Listed entries.

════════════════════

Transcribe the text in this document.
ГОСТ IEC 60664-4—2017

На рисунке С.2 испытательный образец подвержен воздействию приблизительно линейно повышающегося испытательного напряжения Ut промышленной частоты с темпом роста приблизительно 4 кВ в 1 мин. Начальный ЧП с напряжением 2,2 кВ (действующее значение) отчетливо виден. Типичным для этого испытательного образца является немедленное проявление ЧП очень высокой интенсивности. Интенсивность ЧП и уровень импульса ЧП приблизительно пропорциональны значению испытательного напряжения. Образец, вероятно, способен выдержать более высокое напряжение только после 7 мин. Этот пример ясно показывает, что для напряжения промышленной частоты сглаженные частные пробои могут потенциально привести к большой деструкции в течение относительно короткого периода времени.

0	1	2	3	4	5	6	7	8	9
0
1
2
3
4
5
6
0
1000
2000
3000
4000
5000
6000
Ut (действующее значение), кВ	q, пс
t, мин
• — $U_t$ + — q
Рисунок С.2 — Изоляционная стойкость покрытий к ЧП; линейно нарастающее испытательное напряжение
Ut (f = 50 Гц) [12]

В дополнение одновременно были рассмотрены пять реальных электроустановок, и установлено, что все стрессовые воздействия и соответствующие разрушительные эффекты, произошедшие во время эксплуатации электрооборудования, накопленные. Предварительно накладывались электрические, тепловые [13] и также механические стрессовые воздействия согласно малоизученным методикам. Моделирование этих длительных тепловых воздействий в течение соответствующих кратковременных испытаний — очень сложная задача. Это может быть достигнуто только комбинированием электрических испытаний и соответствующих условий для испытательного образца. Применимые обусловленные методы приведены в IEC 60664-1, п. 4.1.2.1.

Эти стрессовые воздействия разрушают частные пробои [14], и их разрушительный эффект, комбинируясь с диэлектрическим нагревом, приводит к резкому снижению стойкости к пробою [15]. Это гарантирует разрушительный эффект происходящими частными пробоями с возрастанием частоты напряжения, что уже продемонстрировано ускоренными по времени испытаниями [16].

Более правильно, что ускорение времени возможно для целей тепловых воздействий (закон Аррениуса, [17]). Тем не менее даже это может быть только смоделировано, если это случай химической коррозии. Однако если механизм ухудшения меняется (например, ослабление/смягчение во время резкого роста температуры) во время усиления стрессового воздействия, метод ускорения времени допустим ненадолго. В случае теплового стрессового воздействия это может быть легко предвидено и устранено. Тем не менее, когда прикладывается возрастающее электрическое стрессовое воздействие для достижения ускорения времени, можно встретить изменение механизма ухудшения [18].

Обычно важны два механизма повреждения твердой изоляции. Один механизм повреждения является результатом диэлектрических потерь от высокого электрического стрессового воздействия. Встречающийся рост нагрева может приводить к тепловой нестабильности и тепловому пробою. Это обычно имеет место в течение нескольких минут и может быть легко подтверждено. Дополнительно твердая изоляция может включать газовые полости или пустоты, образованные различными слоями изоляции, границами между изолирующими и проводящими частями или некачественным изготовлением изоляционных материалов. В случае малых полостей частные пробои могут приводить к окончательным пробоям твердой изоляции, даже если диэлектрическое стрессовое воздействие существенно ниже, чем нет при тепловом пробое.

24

════════════════════

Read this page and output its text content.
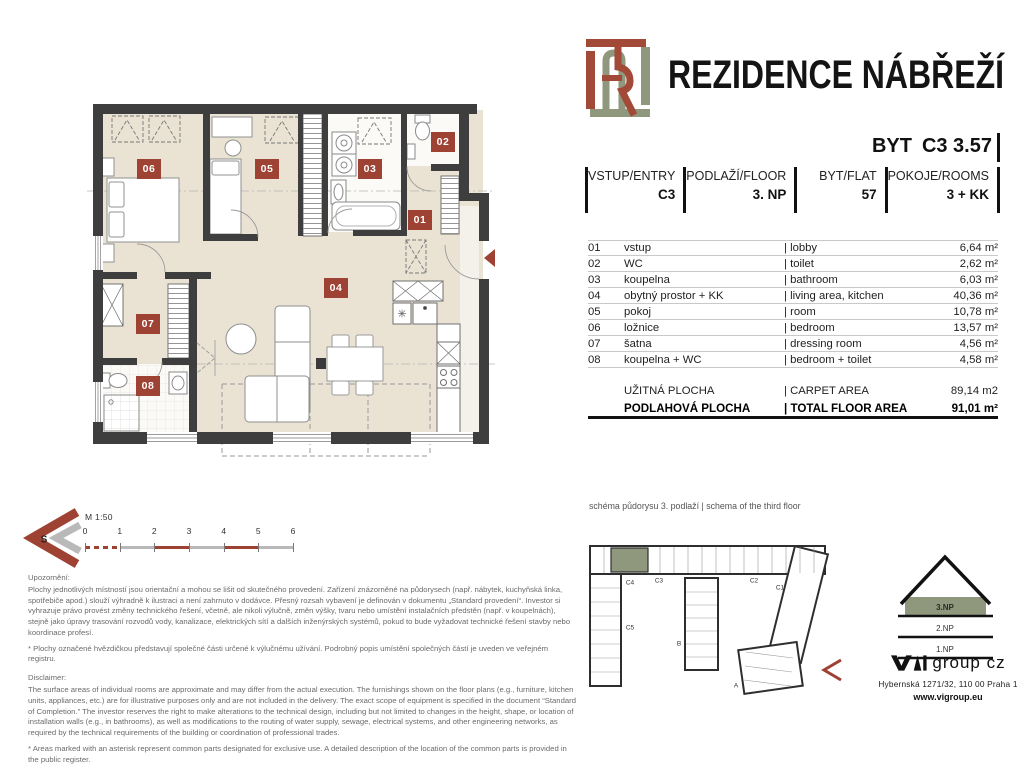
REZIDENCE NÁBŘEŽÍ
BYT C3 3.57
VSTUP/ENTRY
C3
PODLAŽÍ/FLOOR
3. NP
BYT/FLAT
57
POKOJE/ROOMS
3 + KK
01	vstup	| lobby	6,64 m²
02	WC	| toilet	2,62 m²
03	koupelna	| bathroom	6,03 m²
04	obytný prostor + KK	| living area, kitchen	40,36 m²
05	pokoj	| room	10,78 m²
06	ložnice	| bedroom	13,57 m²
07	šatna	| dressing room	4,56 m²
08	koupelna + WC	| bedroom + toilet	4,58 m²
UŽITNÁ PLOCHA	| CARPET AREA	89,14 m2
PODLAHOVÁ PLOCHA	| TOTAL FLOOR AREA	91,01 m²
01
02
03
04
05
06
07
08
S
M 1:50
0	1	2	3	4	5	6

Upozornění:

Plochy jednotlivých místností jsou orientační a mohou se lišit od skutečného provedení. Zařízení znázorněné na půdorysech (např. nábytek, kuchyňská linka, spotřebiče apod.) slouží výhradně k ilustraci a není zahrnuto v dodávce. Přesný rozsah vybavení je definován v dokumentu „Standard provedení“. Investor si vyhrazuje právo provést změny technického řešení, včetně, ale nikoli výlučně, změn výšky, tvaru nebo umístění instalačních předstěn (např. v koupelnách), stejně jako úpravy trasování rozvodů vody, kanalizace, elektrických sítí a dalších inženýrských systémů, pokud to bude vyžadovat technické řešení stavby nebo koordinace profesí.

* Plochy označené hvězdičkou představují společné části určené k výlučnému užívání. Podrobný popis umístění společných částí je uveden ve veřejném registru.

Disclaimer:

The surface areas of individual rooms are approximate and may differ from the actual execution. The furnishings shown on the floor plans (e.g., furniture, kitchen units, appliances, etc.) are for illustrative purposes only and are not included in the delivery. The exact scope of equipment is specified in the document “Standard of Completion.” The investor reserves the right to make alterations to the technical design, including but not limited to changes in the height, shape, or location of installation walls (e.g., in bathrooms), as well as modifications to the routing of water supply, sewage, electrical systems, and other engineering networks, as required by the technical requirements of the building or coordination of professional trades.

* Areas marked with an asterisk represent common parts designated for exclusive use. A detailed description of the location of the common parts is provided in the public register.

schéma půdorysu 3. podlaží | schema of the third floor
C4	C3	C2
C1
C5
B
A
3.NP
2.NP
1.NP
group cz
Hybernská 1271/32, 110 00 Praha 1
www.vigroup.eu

════════════════════

To be done. Read the entries and show each line that mentions "PLOCHA".

Answer to this problem.
UŽITNÁ PLOCHA	| CARPET AREA	89,14 m2
PODLAHOVÁ PLOCHA	| TOTAL FLOOR AREA	91,01 m²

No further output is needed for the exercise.